[Extracted records]
* START *
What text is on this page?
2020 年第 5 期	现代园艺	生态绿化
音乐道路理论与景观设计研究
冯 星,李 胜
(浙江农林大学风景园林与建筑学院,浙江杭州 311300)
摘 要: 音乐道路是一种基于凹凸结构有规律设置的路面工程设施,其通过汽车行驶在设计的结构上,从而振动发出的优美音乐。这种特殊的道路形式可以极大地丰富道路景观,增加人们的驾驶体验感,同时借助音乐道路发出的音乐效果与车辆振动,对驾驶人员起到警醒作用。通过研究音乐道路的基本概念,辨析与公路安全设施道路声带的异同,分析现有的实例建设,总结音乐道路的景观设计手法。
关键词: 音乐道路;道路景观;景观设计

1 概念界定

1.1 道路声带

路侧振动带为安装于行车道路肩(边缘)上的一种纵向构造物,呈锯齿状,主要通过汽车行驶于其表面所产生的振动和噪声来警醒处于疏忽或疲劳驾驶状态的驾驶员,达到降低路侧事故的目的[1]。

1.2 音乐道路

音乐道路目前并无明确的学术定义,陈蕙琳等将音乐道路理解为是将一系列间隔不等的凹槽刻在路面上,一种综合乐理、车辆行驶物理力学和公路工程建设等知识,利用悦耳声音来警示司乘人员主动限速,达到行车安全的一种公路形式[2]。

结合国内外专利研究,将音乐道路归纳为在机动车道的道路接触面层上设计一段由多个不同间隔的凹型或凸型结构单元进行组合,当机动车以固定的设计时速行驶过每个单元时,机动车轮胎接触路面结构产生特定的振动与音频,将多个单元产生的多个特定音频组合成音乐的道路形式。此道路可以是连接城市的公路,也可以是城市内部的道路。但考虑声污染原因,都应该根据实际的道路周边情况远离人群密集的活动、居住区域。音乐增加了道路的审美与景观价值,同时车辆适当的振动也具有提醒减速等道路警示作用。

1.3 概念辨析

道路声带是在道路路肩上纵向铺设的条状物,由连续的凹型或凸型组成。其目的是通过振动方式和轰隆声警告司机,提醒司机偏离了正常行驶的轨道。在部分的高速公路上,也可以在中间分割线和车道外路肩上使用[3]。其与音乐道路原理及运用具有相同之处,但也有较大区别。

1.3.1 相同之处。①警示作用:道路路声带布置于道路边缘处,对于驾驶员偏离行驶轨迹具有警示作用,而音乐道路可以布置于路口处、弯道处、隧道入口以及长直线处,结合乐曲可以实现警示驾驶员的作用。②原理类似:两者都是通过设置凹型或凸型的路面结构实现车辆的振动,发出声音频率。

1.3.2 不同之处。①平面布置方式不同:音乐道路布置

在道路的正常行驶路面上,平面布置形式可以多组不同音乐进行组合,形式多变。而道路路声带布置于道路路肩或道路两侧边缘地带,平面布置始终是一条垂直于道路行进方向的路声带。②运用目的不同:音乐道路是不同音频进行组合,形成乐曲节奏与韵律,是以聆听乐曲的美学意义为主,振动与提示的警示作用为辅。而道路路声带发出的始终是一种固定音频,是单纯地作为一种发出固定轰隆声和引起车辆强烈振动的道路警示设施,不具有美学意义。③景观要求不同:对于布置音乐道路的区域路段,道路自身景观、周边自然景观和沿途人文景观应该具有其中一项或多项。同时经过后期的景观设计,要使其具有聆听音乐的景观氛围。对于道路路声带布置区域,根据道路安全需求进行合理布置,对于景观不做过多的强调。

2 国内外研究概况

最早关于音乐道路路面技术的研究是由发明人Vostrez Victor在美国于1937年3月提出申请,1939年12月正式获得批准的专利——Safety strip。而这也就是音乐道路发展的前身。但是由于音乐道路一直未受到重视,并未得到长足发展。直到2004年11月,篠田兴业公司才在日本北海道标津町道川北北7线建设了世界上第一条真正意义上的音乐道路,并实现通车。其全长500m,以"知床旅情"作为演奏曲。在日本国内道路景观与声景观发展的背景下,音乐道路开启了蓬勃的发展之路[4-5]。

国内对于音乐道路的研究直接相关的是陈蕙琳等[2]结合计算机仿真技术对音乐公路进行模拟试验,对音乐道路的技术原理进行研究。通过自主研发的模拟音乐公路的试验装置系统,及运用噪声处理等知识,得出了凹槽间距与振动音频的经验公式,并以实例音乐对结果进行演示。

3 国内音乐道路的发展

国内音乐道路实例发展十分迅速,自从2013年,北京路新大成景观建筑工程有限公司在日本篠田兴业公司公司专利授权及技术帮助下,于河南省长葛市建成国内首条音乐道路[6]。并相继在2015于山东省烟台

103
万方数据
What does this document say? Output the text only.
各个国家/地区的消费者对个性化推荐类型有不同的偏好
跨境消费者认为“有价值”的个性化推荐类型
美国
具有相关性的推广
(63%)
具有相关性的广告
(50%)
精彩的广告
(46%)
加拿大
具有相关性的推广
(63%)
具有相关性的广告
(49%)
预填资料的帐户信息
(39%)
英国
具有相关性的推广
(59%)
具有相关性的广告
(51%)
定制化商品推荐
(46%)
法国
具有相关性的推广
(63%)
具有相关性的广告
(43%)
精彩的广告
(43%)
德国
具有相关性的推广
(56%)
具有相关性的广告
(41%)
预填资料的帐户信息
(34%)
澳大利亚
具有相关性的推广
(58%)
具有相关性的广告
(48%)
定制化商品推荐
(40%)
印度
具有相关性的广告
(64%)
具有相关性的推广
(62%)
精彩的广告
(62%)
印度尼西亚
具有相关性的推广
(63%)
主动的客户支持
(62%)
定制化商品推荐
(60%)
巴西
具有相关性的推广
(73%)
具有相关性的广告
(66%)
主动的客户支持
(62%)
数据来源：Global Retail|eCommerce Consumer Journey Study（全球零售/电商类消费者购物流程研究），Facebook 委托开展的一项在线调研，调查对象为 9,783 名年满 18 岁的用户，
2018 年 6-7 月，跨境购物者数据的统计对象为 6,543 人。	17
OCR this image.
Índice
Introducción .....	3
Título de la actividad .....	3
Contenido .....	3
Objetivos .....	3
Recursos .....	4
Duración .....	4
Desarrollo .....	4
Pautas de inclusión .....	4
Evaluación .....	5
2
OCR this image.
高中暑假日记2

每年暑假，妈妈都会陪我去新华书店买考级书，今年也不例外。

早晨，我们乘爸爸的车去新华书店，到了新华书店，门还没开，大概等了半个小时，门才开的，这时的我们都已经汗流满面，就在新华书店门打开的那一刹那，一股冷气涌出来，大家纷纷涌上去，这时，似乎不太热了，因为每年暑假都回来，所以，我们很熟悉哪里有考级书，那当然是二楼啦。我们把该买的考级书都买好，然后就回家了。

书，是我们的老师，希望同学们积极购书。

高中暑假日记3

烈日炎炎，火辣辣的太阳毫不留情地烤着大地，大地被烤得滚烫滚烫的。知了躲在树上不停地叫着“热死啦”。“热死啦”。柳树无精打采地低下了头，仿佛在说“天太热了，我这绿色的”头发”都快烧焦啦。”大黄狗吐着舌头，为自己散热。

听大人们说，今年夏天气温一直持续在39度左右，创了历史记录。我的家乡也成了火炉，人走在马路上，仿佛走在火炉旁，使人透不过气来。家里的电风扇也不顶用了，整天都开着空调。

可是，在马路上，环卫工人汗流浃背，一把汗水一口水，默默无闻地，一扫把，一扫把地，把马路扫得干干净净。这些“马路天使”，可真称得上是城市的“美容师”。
* END *
**DESCRIPTION OF THE TASK:**
Copy out each line above, character for character.

**TASK SOLUTION:**
What text is on this page?
2020 年第 5 期	现代园艺	生态绿化
音乐道路理论与景观设计研究
冯 星,李 胜
(浙江农林大学风景园林与建筑学院,浙江杭州 311300)
摘 要: 音乐道路是一种基于凹凸结构有规律设置的路面工程设施,其通过汽车行驶在设计的结构上,从而振动发出的优美音乐。这种特殊的道路形式可以极大地丰富道路景观,增加人们的驾驶体验感,同时借助音乐道路发出的音乐效果与车辆振动,对驾驶人员起到警醒作用。通过研究音乐道路的基本概念,辨析与公路安全设施道路声带的异同,分析现有的实例建设,总结音乐道路的景观设计手法。
关键词: 音乐道路;道路景观;景观设计

1 概念界定

1.1 道路声带

路侧振动带为安装于行车道路肩(边缘)上的一种纵向构造物,呈锯齿状,主要通过汽车行驶于其表面所产生的振动和噪声来警醒处于疏忽或疲劳驾驶状态的驾驶员,达到降低路侧事故的目的[1]。

1.2 音乐道路

音乐道路目前并无明确的学术定义,陈蕙琳等将音乐道路理解为是将一系列间隔不等的凹槽刻在路面上,一种综合乐理、车辆行驶物理力学和公路工程建设等知识,利用悦耳声音来警示司乘人员主动限速,达到行车安全的一种公路形式[2]。

结合国内外专利研究,将音乐道路归纳为在机动车道的道路接触面层上设计一段由多个不同间隔的凹型或凸型结构单元进行组合,当机动车以固定的设计时速行驶过每个单元时,机动车轮胎接触路面结构产生特定的振动与音频,将多个单元产生的多个特定音频组合成音乐的道路形式。此道路可以是连接城市的公路,也可以是城市内部的道路。但考虑声污染原因,都应该根据实际的道路周边情况远离人群密集的活动、居住区域。音乐增加了道路的审美与景观价值,同时车辆适当的振动也具有提醒减速等道路警示作用。

1.3 概念辨析

道路声带是在道路路肩上纵向铺设的条状物,由连续的凹型或凸型组成。其目的是通过振动方式和轰隆声警告司机,提醒司机偏离了正常行驶的轨道。在部分的高速公路上,也可以在中间分割线和车道外路肩上使用[3]。其与音乐道路原理及运用具有相同之处,但也有较大区别。

1.3.1 相同之处。①警示作用:道路路声带布置于道路边缘处,对于驾驶员偏离行驶轨迹具有警示作用,而音乐道路可以布置于路口处、弯道处、隧道入口以及长直线处,结合乐曲可以实现警示驾驶员的作用。②原理类似:两者都是通过设置凹型或凸型的路面结构实现车辆的振动,发出声音频率。

1.3.2 不同之处。①平面布置方式不同:音乐道路布置

在道路的正常行驶路面上,平面布置形式可以多组不同音乐进行组合,形式多变。而道路路声带布置于道路路肩或道路两侧边缘地带,平面布置始终是一条垂直于道路行进方向的路声带。②运用目的不同:音乐道路是不同音频进行组合,形成乐曲节奏与韵律,是以聆听乐曲的美学意义为主,振动与提示的警示作用为辅。而道路路声带发出的始终是一种固定音频,是单纯地作为一种发出固定轰隆声和引起车辆强烈振动的道路警示设施,不具有美学意义。③景观要求不同:对于布置音乐道路的区域路段,道路自身景观、周边自然景观和沿途人文景观应该具有其中一项或多项。同时经过后期的景观设计,要使其具有聆听音乐的景观氛围。对于道路路声带布置区域,根据道路安全需求进行合理布置,对于景观不做过多的强调。

2 国内外研究概况

最早关于音乐道路路面技术的研究是由发明人Vostrez Victor在美国于1937年3月提出申请,1939年12月正式获得批准的专利——Safety strip。而这也就是音乐道路发展的前身。但是由于音乐道路一直未受到重视,并未得到长足发展。直到2004年11月,篠田兴业公司才在日本北海道标津町道川北北7线建设了世界上第一条真正意义上的音乐道路,并实现通车。其全长500m,以"知床旅情"作为演奏曲。在日本国内道路景观与声景观发展的背景下,音乐道路开启了蓬勃的发展之路[4-5]。

国内对于音乐道路的研究直接相关的是陈蕙琳等[2]结合计算机仿真技术对音乐公路进行模拟试验,对音乐道路的技术原理进行研究。通过自主研发的模拟音乐公路的试验装置系统,及运用噪声处理等知识,得出了凹槽间距与振动音频的经验公式,并以实例音乐对结果进行演示。

3 国内音乐道路的发展

国内音乐道路实例发展十分迅速,自从2013年,北京路新大成景观建筑工程有限公司在日本篠田兴业公司公司专利授权及技术帮助下,于河南省长葛市建成国内首条音乐道路[6]。并相继在2015于山东省烟台

103
万方数据
What does this document say? Output the text only.
各个国家/地区的消费者对个性化推荐类型有不同的偏好
跨境消费者认为“有价值”的个性化推荐类型
美国
具有相关性的推广
(63%)
具有相关性的广告
(50%)
精彩的广告
(46%)
加拿大
具有相关性的推广
(63%)
具有相关性的广告
(49%)
预填资料的帐户信息
(39%)
英国
具有相关性的推广
(59%)
具有相关性的广告
(51%)
定制化商品推荐
(46%)
法国
具有相关性的推广
(63%)
具有相关性的广告
(43%)
精彩的广告
(43%)
德国
具有相关性的推广
(56%)
具有相关性的广告
(41%)
预填资料的帐户信息
(34%)
澳大利亚
具有相关性的推广
(58%)
具有相关性的广告
(48%)
定制化商品推荐
(40%)
印度
具有相关性的广告
(64%)
具有相关性的推广
(62%)
精彩的广告
(62%)
印度尼西亚
具有相关性的推广
(63%)
主动的客户支持
(62%)
定制化商品推荐
(60%)
巴西
具有相关性的推广
(73%)
具有相关性的广告
(66%)
主动的客户支持
(62%)
数据来源：Global Retail|eCommerce Consumer Journey Study（全球零售/电商类消费者购物流程研究），Facebook 委托开展的一项在线调研，调查对象为 9,783 名年满 18 岁的用户，
2018 年 6-7 月，跨境购物者数据的统计对象为 6,543 人。	17
OCR this image.
Índice
Introducción .....	3
Título de la actividad .....	3
Contenido .....	3
Objetivos .....	3
Recursos .....	4
Duración .....	4
Desarrollo .....	4
Pautas de inclusión .....	4
Evaluación .....	5
2
OCR this image.
高中暑假日记2

每年暑假，妈妈都会陪我去新华书店买考级书，今年也不例外。

早晨，我们乘爸爸的车去新华书店，到了新华书店，门还没开，大概等了半个小时，门才开的，这时的我们都已经汗流满面，就在新华书店门打开的那一刹那，一股冷气涌出来，大家纷纷涌上去，这时，似乎不太热了，因为每年暑假都回来，所以，我们很熟悉哪里有考级书，那当然是二楼啦。我们把该买的考级书都买好，然后就回家了。

书，是我们的老师，希望同学们积极购书。

高中暑假日记3

烈日炎炎，火辣辣的太阳毫不留情地烤着大地，大地被烤得滚烫滚烫的。知了躲在树上不停地叫着“热死啦”。“热死啦”。柳树无精打采地低下了头，仿佛在说“天太热了，我这绿色的”头发”都快烧焦啦。”大黄狗吐着舌头，为自己散热。

听大人们说，今年夏天气温一直持续在39度左右，创了历史记录。我的家乡也成了火炉，人走在马路上，仿佛走在火炉旁，使人透不过气来。家里的电风扇也不顶用了，整天都开着空调。

可是，在马路上，环卫工人汗流浃背，一把汗水一口水，默默无闻地，一扫把，一扫把地，把马路扫得干干净净。这些“马路天使”，可真称得上是城市的“美容师”。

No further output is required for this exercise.